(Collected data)

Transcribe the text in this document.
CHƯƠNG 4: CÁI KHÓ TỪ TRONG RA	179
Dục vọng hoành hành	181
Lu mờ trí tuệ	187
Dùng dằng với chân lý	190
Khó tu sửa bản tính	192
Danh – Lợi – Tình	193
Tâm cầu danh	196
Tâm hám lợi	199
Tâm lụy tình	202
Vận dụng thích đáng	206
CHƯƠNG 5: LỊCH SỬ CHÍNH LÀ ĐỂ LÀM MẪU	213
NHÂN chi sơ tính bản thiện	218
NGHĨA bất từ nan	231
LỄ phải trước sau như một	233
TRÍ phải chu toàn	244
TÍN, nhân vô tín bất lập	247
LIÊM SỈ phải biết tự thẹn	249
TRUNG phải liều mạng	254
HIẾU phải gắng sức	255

EXERCISE GOAL: Look through the listing and extract every line with "phải" in it.

SOLUTION FOR THIS EXERCISE:
LỄ phải trước sau như một	233
TRÍ phải chu toàn	244
LIÊM SỈ phải biết tự thẹn	249
TRUNG phải liều mạng	254
HIẾU phải gắng sức	255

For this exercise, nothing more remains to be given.